* Task description
Transcribe the material in full. Nothing should differ except that the pictures are left out.

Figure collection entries
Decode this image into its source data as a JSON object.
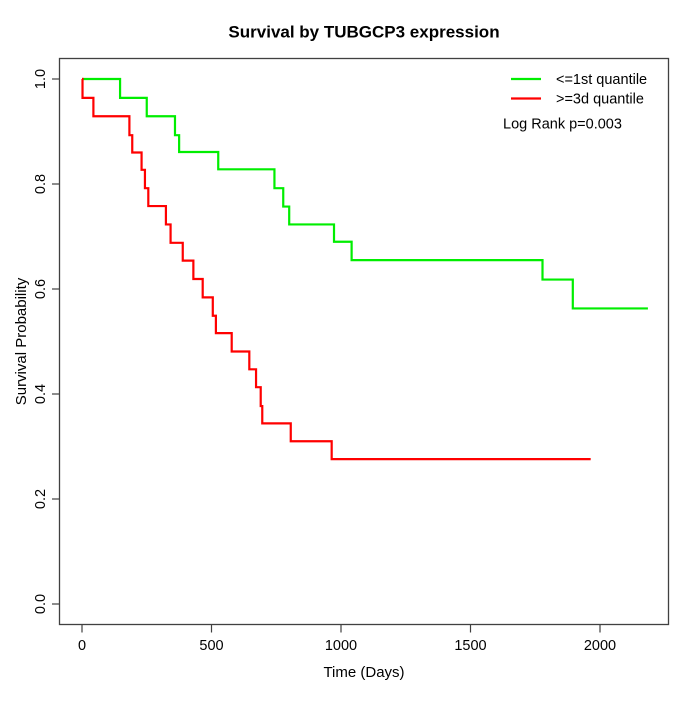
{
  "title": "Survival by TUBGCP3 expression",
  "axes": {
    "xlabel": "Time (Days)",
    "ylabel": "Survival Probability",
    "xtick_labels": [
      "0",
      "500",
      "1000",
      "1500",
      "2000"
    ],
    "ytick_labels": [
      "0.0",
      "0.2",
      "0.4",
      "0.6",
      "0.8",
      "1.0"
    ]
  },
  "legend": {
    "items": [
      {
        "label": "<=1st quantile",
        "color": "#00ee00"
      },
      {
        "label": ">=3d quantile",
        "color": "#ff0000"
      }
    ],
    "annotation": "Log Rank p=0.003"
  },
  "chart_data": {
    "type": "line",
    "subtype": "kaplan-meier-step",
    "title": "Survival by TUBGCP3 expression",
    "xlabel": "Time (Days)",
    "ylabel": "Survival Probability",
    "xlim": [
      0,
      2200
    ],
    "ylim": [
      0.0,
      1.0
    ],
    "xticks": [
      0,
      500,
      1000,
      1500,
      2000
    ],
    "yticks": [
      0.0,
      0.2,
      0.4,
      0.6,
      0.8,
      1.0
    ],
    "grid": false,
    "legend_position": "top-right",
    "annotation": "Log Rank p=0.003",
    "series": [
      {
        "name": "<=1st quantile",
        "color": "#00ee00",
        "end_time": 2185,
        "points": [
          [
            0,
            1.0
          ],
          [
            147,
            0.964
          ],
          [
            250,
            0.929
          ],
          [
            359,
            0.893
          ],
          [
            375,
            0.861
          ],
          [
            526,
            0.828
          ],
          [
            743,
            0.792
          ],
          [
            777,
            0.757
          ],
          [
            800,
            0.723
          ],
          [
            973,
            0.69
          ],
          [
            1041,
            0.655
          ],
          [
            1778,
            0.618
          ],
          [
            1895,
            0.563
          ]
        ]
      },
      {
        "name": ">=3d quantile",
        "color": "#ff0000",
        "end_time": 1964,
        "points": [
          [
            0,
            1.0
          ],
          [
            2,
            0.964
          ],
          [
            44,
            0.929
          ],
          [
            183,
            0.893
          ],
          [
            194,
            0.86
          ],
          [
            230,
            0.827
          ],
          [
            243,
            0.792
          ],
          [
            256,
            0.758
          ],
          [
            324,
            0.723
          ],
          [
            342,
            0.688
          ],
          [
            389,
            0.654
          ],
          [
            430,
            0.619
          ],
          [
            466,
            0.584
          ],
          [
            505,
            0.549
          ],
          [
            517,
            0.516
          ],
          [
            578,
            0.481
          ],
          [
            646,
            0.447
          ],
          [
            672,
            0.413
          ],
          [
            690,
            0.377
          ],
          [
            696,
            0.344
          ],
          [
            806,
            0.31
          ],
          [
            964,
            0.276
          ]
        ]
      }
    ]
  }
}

* In response
Decode this image into its source data as a JSON object.
{
  "title": "Survival by TUBGCP3 expression",
  "axes": {
    "xlabel": "Time (Days)",
    "ylabel": "Survival Probability",
    "xtick_labels": [
      "0",
      "500",
      "1000",
      "1500",
      "2000"
    ],
    "ytick_labels": [
      "0.0",
      "0.2",
      "0.4",
      "0.6",
      "0.8",
      "1.0"
    ]
  },
  "legend": {
    "items": [
      {
        "label": "<=1st quantile",
        "color": "#00ee00"
      },
      {
        "label": ">=3d quantile",
        "color": "#ff0000"
      }
    ],
    "annotation": "Log Rank p=0.003"
  },
  "chart_data": {
    "type": "line",
    "subtype": "kaplan-meier-step",
    "title": "Survival by TUBGCP3 expression",
    "xlabel": "Time (Days)",
    "ylabel": "Survival Probability",
    "xlim": [
      0,
      2200
    ],
    "ylim": [
      0.0,
      1.0
    ],
    "xticks": [
      0,
      500,
      1000,
      1500,
      2000
    ],
    "yticks": [
      0.0,
      0.2,
      0.4,
      0.6,
      0.8,
      1.0
    ],
    "grid": false,
    "legend_position": "top-right",
    "annotation": "Log Rank p=0.003",
    "series": [
      {
        "name": "<=1st quantile",
        "color": "#00ee00",
        "end_time": 2185,
        "points": [
          [
            0,
            1.0
          ],
          [
            147,
            0.964
          ],
          [
            250,
            0.929
          ],
          [
            359,
            0.893
          ],
          [
            375,
            0.861
          ],
          [
            526,
            0.828
          ],
          [
            743,
            0.792
          ],
          [
            777,
            0.757
          ],
          [
            800,
            0.723
          ],
          [
            973,
            0.69
          ],
          [
            1041,
            0.655
          ],
          [
            1778,
            0.618
          ],
          [
            1895,
            0.563
          ]
        ]
      },
      {
        "name": ">=3d quantile",
        "color": "#ff0000",
        "end_time": 1964,
        "points": [
          [
            0,
            1.0
          ],
          [
            2,
            0.964
          ],
          [
            44,
            0.929
          ],
          [
            183,
            0.893
          ],
          [
            194,
            0.86
          ],
          [
            230,
            0.827
          ],
          [
            243,
            0.792
          ],
          [
            256,
            0.758
          ],
          [
            324,
            0.723
          ],
          [
            342,
            0.688
          ],
          [
            389,
            0.654
          ],
          [
            430,
            0.619
          ],
          [
            466,
            0.584
          ],
          [
            505,
            0.549
          ],
          [
            517,
            0.516
          ],
          [
            578,
            0.481
          ],
          [
            646,
            0.447
          ],
          [
            672,
            0.413
          ],
          [
            690,
            0.377
          ],
          [
            696,
            0.344
          ],
          [
            806,
            0.31
          ],
          [
            964,
            0.276
          ]
        ]
      }
    ]
  }
}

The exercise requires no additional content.